LISTED ENTRIES ::
* START *

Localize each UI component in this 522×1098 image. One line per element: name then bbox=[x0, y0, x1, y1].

* END *
* START *

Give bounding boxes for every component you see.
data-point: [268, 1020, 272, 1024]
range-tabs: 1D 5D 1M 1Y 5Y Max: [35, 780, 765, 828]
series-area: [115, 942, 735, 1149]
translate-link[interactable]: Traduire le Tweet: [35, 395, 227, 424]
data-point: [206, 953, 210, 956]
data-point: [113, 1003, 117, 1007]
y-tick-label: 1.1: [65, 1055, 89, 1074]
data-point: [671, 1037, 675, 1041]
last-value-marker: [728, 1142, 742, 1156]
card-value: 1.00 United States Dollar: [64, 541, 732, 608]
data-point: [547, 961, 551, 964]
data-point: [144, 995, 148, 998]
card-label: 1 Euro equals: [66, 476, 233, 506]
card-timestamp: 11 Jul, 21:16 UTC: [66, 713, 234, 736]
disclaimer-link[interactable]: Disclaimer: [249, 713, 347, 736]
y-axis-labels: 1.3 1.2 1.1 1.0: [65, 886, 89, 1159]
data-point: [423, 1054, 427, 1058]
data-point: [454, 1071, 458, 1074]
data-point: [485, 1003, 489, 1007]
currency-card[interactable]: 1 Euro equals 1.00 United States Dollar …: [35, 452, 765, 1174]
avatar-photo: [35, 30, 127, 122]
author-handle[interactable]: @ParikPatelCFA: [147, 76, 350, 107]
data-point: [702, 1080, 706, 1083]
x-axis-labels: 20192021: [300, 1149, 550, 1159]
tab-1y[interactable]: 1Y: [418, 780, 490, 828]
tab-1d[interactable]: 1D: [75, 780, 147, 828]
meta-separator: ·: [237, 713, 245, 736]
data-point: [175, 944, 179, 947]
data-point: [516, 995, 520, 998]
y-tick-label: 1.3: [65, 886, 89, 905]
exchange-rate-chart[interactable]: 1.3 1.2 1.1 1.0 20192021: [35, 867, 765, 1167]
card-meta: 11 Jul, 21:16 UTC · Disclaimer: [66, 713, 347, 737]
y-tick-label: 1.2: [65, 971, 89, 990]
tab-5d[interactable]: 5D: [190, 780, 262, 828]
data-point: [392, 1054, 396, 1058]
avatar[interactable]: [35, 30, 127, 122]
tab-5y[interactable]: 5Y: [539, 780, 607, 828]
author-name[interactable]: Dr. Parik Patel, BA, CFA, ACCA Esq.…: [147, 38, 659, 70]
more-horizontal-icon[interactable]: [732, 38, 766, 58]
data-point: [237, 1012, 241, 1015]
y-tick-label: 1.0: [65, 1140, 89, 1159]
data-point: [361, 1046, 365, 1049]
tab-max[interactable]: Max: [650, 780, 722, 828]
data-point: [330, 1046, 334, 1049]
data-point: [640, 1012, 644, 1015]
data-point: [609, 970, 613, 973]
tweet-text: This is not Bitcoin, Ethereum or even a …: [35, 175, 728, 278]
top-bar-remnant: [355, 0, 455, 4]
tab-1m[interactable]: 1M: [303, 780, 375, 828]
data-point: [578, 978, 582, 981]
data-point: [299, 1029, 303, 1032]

* END *
* START *

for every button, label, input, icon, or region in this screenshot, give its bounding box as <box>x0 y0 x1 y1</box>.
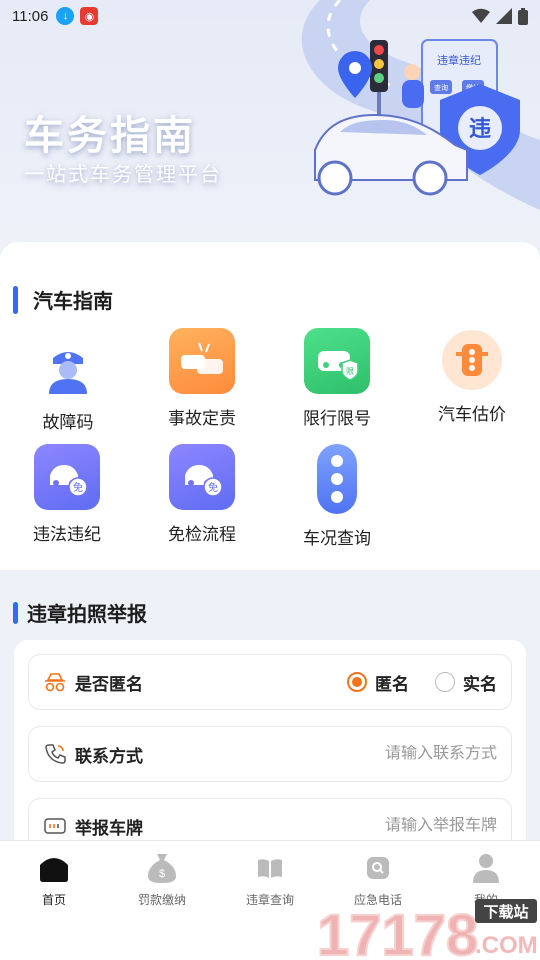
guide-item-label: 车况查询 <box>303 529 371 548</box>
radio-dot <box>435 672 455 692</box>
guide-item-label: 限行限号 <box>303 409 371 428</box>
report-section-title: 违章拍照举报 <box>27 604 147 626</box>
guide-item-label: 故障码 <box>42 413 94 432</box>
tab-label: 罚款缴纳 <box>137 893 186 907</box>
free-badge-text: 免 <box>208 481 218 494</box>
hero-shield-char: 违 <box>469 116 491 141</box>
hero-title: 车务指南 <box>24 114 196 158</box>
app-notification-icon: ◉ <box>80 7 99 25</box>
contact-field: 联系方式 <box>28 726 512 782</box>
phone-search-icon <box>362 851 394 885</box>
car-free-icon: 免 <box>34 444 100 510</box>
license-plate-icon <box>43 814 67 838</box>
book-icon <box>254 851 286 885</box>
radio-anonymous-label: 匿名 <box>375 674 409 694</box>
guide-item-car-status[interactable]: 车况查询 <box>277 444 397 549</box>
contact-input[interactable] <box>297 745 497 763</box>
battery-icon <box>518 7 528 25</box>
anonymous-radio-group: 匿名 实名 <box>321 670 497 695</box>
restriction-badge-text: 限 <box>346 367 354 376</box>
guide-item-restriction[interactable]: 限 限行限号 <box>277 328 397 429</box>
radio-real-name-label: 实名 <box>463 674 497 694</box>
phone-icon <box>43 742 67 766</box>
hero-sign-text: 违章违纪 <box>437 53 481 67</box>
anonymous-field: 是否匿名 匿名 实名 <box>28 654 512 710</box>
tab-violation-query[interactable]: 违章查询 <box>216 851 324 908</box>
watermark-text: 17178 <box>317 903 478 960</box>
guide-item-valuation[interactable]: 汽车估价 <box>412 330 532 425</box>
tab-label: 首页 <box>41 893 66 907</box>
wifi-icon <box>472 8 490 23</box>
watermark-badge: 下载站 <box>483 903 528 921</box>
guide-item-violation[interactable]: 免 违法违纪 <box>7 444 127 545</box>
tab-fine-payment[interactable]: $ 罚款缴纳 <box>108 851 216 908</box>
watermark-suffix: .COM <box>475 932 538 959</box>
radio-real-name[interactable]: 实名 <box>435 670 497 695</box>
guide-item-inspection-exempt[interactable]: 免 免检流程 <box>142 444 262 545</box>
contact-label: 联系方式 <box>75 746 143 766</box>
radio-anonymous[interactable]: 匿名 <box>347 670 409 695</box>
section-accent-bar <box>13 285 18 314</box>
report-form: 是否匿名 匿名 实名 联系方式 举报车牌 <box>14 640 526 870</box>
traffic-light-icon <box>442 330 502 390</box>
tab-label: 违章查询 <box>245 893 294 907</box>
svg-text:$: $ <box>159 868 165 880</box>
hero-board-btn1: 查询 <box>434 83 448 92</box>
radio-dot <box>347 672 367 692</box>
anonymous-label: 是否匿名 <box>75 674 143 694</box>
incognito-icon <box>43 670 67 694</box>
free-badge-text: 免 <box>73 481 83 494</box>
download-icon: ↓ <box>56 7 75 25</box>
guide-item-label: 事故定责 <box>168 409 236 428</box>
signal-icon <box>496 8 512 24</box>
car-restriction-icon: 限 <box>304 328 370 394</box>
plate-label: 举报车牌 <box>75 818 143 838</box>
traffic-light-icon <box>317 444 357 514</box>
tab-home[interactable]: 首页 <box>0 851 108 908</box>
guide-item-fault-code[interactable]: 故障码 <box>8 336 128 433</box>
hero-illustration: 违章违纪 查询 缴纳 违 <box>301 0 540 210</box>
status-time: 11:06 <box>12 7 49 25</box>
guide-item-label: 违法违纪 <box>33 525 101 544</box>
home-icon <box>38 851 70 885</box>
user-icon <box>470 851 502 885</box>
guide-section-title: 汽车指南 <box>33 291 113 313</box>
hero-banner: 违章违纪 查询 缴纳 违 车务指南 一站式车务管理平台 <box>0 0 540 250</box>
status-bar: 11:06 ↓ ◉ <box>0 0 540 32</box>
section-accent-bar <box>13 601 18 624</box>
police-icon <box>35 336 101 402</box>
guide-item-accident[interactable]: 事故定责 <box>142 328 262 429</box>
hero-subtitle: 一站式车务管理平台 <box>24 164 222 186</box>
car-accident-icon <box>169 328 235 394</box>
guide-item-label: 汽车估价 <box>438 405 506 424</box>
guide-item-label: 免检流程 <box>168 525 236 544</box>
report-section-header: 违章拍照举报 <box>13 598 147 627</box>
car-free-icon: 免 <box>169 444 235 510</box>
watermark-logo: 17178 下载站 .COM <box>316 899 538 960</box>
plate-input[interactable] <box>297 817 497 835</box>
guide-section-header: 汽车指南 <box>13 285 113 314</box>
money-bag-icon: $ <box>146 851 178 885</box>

* END *

STATED TASK :: Reproduce the material verbatim from the line containing "for every button, label, input, icon, or" through the line containing "watermark-text: 17178 <box>317", including both of those lines, and leave out any pictures.

WRITTEN REPLY ::
for every button, label, input, icon, or region in this screenshot, give its bounding box as <box>x0 y0 x1 y1</box>.
guide-item-label: 车况查询 <box>303 529 371 548</box>
radio-dot <box>435 672 455 692</box>
guide-item-label: 限行限号 <box>303 409 371 428</box>
report-section-title: 违章拍照举报 <box>27 604 147 626</box>
guide-item-label: 故障码 <box>42 413 94 432</box>
tab-label: 罚款缴纳 <box>137 893 186 907</box>
free-badge-text: 免 <box>208 481 218 494</box>
hero-shield-char: 违 <box>469 116 491 141</box>
hero-title: 车务指南 <box>24 114 196 158</box>
app-notification-icon: ◉ <box>80 7 99 25</box>
contact-field: 联系方式 <box>28 726 512 782</box>
phone-search-icon <box>362 851 394 885</box>
car-free-icon: 免 <box>34 444 100 510</box>
license-plate-icon <box>43 814 67 838</box>
book-icon <box>254 851 286 885</box>
radio-anonymous-label: 匿名 <box>375 674 409 694</box>
guide-item-car-status[interactable]: 车况查询 <box>277 444 397 549</box>
contact-input[interactable] <box>297 745 497 763</box>
battery-icon <box>518 7 528 25</box>
anonymous-radio-group: 匿名 实名 <box>321 670 497 695</box>
restriction-badge-text: 限 <box>346 367 354 376</box>
guide-item-restriction[interactable]: 限 限行限号 <box>277 328 397 429</box>
radio-real-name-label: 实名 <box>463 674 497 694</box>
phone-icon <box>43 742 67 766</box>
hero-sign-text: 违章违纪 <box>437 53 481 67</box>
anonymous-field: 是否匿名 匿名 实名 <box>28 654 512 710</box>
tab-violation-query[interactable]: 违章查询 <box>216 851 324 908</box>
watermark-text: 17178 <box>317 903 478 960</box>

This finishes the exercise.